EXERCISE DESCRIPTION ->
Reproduce all entries verbatim, with nothing added or dropped.

RECORDS SUPPLIED ->
+-------+

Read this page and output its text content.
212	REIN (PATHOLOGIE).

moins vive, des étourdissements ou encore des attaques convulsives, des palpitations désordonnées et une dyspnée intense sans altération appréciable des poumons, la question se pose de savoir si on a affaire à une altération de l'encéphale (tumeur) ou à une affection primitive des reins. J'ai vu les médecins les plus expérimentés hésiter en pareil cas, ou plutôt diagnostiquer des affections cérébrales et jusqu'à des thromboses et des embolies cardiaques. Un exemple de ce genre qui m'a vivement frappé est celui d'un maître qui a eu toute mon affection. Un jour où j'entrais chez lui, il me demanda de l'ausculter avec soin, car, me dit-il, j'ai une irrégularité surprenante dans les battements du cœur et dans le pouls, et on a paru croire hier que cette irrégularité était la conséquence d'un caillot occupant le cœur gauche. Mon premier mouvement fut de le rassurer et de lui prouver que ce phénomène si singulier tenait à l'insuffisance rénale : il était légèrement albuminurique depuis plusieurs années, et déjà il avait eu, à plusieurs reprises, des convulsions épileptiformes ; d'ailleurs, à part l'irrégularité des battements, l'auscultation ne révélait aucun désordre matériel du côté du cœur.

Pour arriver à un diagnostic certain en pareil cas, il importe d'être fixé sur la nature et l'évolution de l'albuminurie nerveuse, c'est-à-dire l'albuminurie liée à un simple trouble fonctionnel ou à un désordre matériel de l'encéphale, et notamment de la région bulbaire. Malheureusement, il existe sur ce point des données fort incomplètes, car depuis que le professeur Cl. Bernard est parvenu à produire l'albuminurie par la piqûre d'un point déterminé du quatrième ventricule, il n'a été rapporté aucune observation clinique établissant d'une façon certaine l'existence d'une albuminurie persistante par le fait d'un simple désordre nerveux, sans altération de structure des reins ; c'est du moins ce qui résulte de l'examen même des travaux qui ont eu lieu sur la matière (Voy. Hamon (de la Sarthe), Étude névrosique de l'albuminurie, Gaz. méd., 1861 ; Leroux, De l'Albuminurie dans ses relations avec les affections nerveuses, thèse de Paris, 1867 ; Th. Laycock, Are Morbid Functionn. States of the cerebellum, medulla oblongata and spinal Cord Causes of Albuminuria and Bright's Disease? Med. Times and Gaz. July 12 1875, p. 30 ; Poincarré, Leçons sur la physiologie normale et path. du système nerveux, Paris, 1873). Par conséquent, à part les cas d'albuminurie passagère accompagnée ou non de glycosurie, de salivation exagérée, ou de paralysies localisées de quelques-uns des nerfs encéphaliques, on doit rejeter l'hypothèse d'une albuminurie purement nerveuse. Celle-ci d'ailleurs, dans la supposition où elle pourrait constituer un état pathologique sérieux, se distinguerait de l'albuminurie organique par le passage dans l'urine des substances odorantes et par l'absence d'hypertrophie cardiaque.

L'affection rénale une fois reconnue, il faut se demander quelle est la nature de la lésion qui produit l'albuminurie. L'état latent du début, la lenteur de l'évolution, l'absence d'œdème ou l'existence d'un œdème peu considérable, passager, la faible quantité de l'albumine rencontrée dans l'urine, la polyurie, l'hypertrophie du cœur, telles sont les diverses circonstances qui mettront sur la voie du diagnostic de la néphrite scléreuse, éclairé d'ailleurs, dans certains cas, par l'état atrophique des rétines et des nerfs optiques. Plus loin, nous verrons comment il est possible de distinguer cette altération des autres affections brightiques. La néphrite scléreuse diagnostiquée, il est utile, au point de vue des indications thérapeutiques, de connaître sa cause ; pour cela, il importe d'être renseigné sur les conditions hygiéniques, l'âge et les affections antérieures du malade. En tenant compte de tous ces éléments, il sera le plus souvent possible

+-------+

IN RESPONSE ->
Read this page and output its text content.
212	REIN (PATHOLOGIE).

moins vive, des étourdissements ou encore des attaques convulsives, des palpitations désordonnées et une dyspnée intense sans altération appréciable des poumons, la question se pose de savoir si on a affaire à une altération de l'encéphale (tumeur) ou à une affection primitive des reins. J'ai vu les médecins les plus expérimentés hésiter en pareil cas, ou plutôt diagnostiquer des affections cérébrales et jusqu'à des thromboses et des embolies cardiaques. Un exemple de ce genre qui m'a vivement frappé est celui d'un maître qui a eu toute mon affection. Un jour où j'entrais chez lui, il me demanda de l'ausculter avec soin, car, me dit-il, j'ai une irrégularité surprenante dans les battements du cœur et dans le pouls, et on a paru croire hier que cette irrégularité était la conséquence d'un caillot occupant le cœur gauche. Mon premier mouvement fut de le rassurer et de lui prouver que ce phénomène si singulier tenait à l'insuffisance rénale : il était légèrement albuminurique depuis plusieurs années, et déjà il avait eu, à plusieurs reprises, des convulsions épileptiformes ; d'ailleurs, à part l'irrégularité des battements, l'auscultation ne révélait aucun désordre matériel du côté du cœur.

Pour arriver à un diagnostic certain en pareil cas, il importe d'être fixé sur la nature et l'évolution de l'albuminurie nerveuse, c'est-à-dire l'albuminurie liée à un simple trouble fonctionnel ou à un désordre matériel de l'encéphale, et notamment de la région bulbaire. Malheureusement, il existe sur ce point des données fort incomplètes, car depuis que le professeur Cl. Bernard est parvenu à produire l'albuminurie par la piqûre d'un point déterminé du quatrième ventricule, il n'a été rapporté aucune observation clinique établissant d'une façon certaine l'existence d'une albuminurie persistante par le fait d'un simple désordre nerveux, sans altération de structure des reins ; c'est du moins ce qui résulte de l'examen même des travaux qui ont eu lieu sur la matière (Voy. Hamon (de la Sarthe), Étude névrosique de l'albuminurie, Gaz. méd., 1861 ; Leroux, De l'Albuminurie dans ses relations avec les affections nerveuses, thèse de Paris, 1867 ; Th. Laycock, Are Morbid Functionn. States of the cerebellum, medulla oblongata and spinal Cord Causes of Albuminuria and Bright's Disease? Med. Times and Gaz. July 12 1875, p. 30 ; Poincarré, Leçons sur la physiologie normale et path. du système nerveux, Paris, 1873). Par conséquent, à part les cas d'albuminurie passagère accompagnée ou non de glycosurie, de salivation exagérée, ou de paralysies localisées de quelques-uns des nerfs encéphaliques, on doit rejeter l'hypothèse d'une albuminurie purement nerveuse. Celle-ci d'ailleurs, dans la supposition où elle pourrait constituer un état pathologique sérieux, se distinguerait de l'albuminurie organique par le passage dans l'urine des substances odorantes et par l'absence d'hypertrophie cardiaque.

L'affection rénale une fois reconnue, il faut se demander quelle est la nature de la lésion qui produit l'albuminurie. L'état latent du début, la lenteur de l'évolution, l'absence d'œdème ou l'existence d'un œdème peu considérable, passager, la faible quantité de l'albumine rencontrée dans l'urine, la polyurie, l'hypertrophie du cœur, telles sont les diverses circonstances qui mettront sur la voie du diagnostic de la néphrite scléreuse, éclairé d'ailleurs, dans certains cas, par l'état atrophique des rétines et des nerfs optiques. Plus loin, nous verrons comment il est possible de distinguer cette altération des autres affections brightiques. La néphrite scléreuse diagnostiquée, il est utile, au point de vue des indications thérapeutiques, de connaître sa cause ; pour cela, il importe d'être renseigné sur les conditions hygiéniques, l'âge et les affections antérieures du malade. En tenant compte de tous ces éléments, il sera le plus souvent possible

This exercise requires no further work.